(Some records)
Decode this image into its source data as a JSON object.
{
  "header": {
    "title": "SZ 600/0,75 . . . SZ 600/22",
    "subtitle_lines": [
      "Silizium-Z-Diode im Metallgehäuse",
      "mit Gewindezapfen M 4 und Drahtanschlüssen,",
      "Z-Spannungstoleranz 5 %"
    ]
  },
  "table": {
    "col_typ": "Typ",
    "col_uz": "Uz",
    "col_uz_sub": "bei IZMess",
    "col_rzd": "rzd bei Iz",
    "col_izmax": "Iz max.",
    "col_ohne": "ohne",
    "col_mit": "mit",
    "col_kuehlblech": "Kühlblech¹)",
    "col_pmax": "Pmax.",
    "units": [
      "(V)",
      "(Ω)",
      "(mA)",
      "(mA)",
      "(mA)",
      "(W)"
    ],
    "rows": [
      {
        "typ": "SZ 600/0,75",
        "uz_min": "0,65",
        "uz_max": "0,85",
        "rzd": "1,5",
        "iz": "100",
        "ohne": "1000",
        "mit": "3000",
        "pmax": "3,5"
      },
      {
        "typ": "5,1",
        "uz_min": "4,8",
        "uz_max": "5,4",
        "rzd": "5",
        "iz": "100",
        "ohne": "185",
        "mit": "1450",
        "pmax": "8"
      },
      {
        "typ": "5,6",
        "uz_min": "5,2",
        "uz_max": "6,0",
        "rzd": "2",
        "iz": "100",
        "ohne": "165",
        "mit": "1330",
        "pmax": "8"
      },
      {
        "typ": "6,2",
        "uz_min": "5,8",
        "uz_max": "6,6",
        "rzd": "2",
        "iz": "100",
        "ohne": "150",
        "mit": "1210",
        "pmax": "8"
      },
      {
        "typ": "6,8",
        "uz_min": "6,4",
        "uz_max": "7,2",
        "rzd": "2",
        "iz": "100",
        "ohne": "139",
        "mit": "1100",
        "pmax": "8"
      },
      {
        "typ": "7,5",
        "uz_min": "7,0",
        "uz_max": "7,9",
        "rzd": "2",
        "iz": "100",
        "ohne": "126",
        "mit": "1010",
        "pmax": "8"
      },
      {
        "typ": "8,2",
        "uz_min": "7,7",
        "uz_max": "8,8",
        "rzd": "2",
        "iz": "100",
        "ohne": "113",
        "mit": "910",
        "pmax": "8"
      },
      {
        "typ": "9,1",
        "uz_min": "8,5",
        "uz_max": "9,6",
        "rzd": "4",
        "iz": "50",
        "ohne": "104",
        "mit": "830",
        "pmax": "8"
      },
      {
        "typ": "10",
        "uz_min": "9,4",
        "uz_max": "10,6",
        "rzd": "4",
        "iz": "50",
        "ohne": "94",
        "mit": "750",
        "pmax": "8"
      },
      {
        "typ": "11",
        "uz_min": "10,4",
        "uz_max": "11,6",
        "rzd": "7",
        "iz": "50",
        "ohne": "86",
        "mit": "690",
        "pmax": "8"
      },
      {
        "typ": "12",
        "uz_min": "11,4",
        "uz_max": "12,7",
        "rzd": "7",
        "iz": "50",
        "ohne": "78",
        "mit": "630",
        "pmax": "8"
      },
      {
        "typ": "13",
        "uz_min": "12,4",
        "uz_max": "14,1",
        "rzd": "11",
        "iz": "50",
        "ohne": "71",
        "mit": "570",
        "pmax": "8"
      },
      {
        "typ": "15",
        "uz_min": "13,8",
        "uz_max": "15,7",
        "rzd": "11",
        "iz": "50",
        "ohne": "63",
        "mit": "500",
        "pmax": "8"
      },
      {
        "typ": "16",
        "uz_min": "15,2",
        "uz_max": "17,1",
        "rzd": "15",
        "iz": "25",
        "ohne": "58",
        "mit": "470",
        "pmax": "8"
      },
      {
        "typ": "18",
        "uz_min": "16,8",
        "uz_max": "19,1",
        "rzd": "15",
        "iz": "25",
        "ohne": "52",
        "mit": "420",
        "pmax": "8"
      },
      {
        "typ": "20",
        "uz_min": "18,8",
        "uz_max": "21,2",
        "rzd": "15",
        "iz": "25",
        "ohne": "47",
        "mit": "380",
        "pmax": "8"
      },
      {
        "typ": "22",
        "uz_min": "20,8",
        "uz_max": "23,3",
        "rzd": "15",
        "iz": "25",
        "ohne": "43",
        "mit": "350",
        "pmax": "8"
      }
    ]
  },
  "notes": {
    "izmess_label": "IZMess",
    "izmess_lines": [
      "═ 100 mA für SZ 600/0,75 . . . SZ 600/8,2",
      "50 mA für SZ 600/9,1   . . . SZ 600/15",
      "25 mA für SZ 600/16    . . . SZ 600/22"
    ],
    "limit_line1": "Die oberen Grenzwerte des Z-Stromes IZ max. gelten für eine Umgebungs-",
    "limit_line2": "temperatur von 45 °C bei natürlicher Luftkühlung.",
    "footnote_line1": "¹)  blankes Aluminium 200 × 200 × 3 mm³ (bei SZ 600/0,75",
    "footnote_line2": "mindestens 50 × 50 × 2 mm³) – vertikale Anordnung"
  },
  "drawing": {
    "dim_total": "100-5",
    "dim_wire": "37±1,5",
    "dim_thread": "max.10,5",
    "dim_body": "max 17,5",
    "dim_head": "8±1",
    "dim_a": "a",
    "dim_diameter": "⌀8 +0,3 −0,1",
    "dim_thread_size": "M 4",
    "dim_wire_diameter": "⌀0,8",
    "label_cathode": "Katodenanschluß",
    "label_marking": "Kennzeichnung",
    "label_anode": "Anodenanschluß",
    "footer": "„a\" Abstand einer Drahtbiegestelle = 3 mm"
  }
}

OBJECTIVE:
Every line of the records above needs to be given again exactly.

RESULT OF THE TASK:
Decode this image into its source data as a JSON object.
{
  "header": {
    "title": "SZ 600/0,75 . . . SZ 600/22",
    "subtitle_lines": [
      "Silizium-Z-Diode im Metallgehäuse",
      "mit Gewindezapfen M 4 und Drahtanschlüssen,",
      "Z-Spannungstoleranz 5 %"
    ]
  },
  "table": {
    "col_typ": "Typ",
    "col_uz": "Uz",
    "col_uz_sub": "bei IZMess",
    "col_rzd": "rzd bei Iz",
    "col_izmax": "Iz max.",
    "col_ohne": "ohne",
    "col_mit": "mit",
    "col_kuehlblech": "Kühlblech¹)",
    "col_pmax": "Pmax.",
    "units": [
      "(V)",
      "(Ω)",
      "(mA)",
      "(mA)",
      "(mA)",
      "(W)"
    ],
    "rows": [
      {
        "typ": "SZ 600/0,75",
        "uz_min": "0,65",
        "uz_max": "0,85",
        "rzd": "1,5",
        "iz": "100",
        "ohne": "1000",
        "mit": "3000",
        "pmax": "3,5"
      },
      {
        "typ": "5,1",
        "uz_min": "4,8",
        "uz_max": "5,4",
        "rzd": "5",
        "iz": "100",
        "ohne": "185",
        "mit": "1450",
        "pmax": "8"
      },
      {
        "typ": "5,6",
        "uz_min": "5,2",
        "uz_max": "6,0",
        "rzd": "2",
        "iz": "100",
        "ohne": "165",
        "mit": "1330",
        "pmax": "8"
      },
      {
        "typ": "6,2",
        "uz_min": "5,8",
        "uz_max": "6,6",
        "rzd": "2",
        "iz": "100",
        "ohne": "150",
        "mit": "1210",
        "pmax": "8"
      },
      {
        "typ": "6,8",
        "uz_min": "6,4",
        "uz_max": "7,2",
        "rzd": "2",
        "iz": "100",
        "ohne": "139",
        "mit": "1100",
        "pmax": "8"
      },
      {
        "typ": "7,5",
        "uz_min": "7,0",
        "uz_max": "7,9",
        "rzd": "2",
        "iz": "100",
        "ohne": "126",
        "mit": "1010",
        "pmax": "8"
      },
      {
        "typ": "8,2",
        "uz_min": "7,7",
        "uz_max": "8,8",
        "rzd": "2",
        "iz": "100",
        "ohne": "113",
        "mit": "910",
        "pmax": "8"
      },
      {
        "typ": "9,1",
        "uz_min": "8,5",
        "uz_max": "9,6",
        "rzd": "4",
        "iz": "50",
        "ohne": "104",
        "mit": "830",
        "pmax": "8"
      },
      {
        "typ": "10",
        "uz_min": "9,4",
        "uz_max": "10,6",
        "rzd": "4",
        "iz": "50",
        "ohne": "94",
        "mit": "750",
        "pmax": "8"
      },
      {
        "typ": "11",
        "uz_min": "10,4",
        "uz_max": "11,6",
        "rzd": "7",
        "iz": "50",
        "ohne": "86",
        "mit": "690",
        "pmax": "8"
      },
      {
        "typ": "12",
        "uz_min": "11,4",
        "uz_max": "12,7",
        "rzd": "7",
        "iz": "50",
        "ohne": "78",
        "mit": "630",
        "pmax": "8"
      },
      {
        "typ": "13",
        "uz_min": "12,4",
        "uz_max": "14,1",
        "rzd": "11",
        "iz": "50",
        "ohne": "71",
        "mit": "570",
        "pmax": "8"
      },
      {
        "typ": "15",
        "uz_min": "13,8",
        "uz_max": "15,7",
        "rzd": "11",
        "iz": "50",
        "ohne": "63",
        "mit": "500",
        "pmax": "8"
      },
      {
        "typ": "16",
        "uz_min": "15,2",
        "uz_max": "17,1",
        "rzd": "15",
        "iz": "25",
        "ohne": "58",
        "mit": "470",
        "pmax": "8"
      },
      {
        "typ": "18",
        "uz_min": "16,8",
        "uz_max": "19,1",
        "rzd": "15",
        "iz": "25",
        "ohne": "52",
        "mit": "420",
        "pmax": "8"
      },
      {
        "typ": "20",
        "uz_min": "18,8",
        "uz_max": "21,2",
        "rzd": "15",
        "iz": "25",
        "ohne": "47",
        "mit": "380",
        "pmax": "8"
      },
      {
        "typ": "22",
        "uz_min": "20,8",
        "uz_max": "23,3",
        "rzd": "15",
        "iz": "25",
        "ohne": "43",
        "mit": "350",
        "pmax": "8"
      }
    ]
  },
  "notes": {
    "izmess_label": "IZMess",
    "izmess_lines": [
      "═ 100 mA für SZ 600/0,75 . . . SZ 600/8,2",
      "50 mA für SZ 600/9,1   . . . SZ 600/15",
      "25 mA für SZ 600/16    . . . SZ 600/22"
    ],
    "limit_line1": "Die oberen Grenzwerte des Z-Stromes IZ max. gelten für eine Umgebungs-",
    "limit_line2": "temperatur von 45 °C bei natürlicher Luftkühlung.",
    "footnote_line1": "¹)  blankes Aluminium 200 × 200 × 3 mm³ (bei SZ 600/0,75",
    "footnote_line2": "mindestens 50 × 50 × 2 mm³) – vertikale Anordnung"
  },
  "drawing": {
    "dim_total": "100-5",
    "dim_wire": "37±1,5",
    "dim_thread": "max.10,5",
    "dim_body": "max 17,5",
    "dim_head": "8±1",
    "dim_a": "a",
    "dim_diameter": "⌀8 +0,3 −0,1",
    "dim_thread_size": "M 4",
    "dim_wire_diameter": "⌀0,8",
    "label_cathode": "Katodenanschluß",
    "label_marking": "Kennzeichnung",
    "label_anode": "Anodenanschluß",
    "footer": "„a\" Abstand einer Drahtbiegestelle = 3 mm"
  }
}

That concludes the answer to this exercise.